[Dataset listings of figures]
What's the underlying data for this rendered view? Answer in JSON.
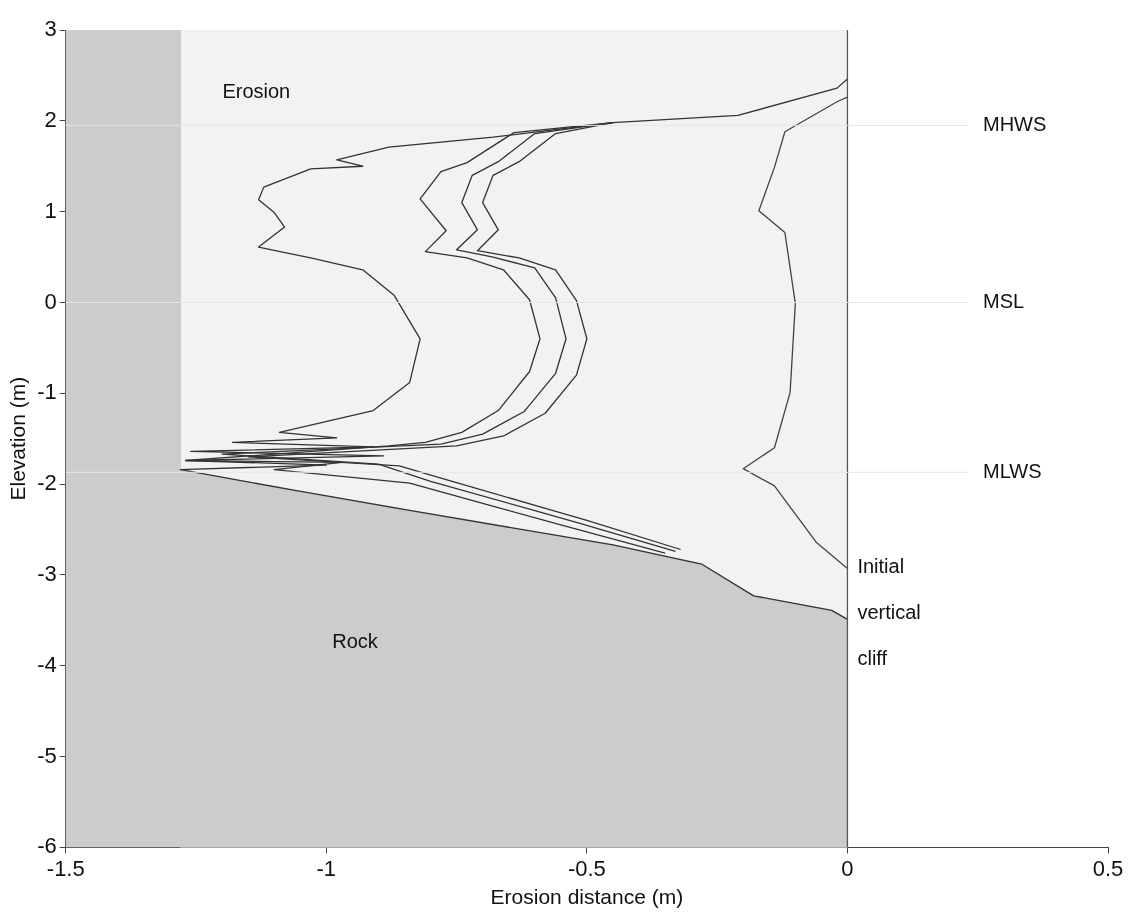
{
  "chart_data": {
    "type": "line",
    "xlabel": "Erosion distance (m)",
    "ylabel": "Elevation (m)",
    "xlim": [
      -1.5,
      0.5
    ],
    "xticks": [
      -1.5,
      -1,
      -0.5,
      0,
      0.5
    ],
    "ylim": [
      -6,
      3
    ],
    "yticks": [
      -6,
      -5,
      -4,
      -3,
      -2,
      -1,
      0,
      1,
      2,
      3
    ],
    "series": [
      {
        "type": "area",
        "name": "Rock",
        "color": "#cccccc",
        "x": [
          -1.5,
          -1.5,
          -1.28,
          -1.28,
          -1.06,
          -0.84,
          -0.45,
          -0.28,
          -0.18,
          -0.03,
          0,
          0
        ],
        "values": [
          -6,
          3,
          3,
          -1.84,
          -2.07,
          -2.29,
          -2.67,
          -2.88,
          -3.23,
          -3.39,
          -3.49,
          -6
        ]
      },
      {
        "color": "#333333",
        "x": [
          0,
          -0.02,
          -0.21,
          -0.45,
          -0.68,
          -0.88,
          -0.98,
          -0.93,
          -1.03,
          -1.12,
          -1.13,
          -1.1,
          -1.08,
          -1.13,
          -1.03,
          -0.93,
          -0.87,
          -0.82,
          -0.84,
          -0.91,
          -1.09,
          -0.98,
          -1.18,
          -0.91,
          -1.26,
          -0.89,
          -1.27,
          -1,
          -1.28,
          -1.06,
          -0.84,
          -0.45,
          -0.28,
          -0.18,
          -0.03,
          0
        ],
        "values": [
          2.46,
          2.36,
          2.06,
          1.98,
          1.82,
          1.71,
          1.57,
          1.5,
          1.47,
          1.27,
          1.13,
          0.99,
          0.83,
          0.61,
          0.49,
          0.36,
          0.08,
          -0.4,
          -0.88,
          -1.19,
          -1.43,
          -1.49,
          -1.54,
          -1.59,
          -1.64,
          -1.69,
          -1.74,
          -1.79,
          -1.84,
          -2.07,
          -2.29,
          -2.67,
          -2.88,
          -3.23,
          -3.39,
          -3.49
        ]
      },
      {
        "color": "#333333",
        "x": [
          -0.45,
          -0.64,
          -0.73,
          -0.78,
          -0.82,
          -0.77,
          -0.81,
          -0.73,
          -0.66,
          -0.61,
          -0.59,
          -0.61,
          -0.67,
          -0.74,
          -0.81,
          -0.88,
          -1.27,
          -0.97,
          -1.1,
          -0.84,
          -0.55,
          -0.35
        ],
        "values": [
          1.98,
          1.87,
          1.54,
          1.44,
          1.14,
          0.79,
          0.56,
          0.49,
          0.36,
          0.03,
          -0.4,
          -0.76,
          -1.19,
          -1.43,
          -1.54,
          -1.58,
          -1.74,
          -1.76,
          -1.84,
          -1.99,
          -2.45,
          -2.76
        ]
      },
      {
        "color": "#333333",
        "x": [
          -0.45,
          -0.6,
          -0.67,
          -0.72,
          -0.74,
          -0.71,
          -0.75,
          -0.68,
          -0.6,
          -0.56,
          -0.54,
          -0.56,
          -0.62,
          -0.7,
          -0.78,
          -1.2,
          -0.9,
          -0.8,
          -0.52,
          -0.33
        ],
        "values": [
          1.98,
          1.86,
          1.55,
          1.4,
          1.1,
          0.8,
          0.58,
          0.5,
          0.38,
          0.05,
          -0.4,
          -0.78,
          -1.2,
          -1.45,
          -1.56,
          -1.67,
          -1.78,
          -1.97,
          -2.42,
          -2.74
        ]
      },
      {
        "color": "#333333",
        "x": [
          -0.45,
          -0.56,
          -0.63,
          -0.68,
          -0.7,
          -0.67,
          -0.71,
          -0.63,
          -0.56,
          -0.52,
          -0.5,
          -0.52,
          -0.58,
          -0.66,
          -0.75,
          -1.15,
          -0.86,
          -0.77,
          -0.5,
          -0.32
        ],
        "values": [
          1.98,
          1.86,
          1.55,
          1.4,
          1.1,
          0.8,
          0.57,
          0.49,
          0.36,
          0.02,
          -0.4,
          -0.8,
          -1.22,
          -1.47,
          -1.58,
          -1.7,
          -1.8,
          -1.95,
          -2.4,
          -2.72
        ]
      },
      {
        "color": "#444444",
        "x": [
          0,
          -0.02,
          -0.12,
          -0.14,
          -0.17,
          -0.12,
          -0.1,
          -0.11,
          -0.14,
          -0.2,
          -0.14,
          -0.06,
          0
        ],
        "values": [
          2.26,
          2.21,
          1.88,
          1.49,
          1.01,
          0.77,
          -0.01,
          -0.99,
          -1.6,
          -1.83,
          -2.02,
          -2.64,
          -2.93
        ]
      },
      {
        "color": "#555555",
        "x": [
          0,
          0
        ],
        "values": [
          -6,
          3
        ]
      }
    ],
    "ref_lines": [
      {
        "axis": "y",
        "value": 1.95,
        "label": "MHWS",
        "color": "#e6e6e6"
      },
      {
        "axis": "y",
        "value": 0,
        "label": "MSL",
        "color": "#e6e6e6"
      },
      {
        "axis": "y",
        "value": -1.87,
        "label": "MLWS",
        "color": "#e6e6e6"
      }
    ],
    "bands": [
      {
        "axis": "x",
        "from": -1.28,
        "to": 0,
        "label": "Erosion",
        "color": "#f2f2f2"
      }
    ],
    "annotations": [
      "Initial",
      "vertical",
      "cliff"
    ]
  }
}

==

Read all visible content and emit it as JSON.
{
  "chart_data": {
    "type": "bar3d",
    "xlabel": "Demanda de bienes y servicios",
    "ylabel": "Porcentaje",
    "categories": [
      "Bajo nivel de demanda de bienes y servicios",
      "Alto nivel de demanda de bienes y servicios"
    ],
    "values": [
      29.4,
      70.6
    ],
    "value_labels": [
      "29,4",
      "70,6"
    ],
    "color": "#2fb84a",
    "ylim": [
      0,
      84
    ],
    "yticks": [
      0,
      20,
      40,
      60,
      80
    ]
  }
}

...

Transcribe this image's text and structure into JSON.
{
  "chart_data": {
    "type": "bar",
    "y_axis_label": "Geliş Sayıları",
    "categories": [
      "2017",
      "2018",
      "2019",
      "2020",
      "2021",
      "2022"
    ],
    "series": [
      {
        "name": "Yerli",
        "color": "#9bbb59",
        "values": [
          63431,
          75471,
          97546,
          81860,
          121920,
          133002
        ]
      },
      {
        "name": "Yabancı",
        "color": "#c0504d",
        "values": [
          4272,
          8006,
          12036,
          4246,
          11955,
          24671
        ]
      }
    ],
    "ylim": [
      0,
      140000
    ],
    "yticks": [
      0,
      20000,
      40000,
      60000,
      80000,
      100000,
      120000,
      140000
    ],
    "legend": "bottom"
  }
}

## Your task
Pull out each line of the records holding the string "ylabel".

## Solution for this problem
    "ylabel": "Elevation (m)",
    "ylabel": "Porcentaje",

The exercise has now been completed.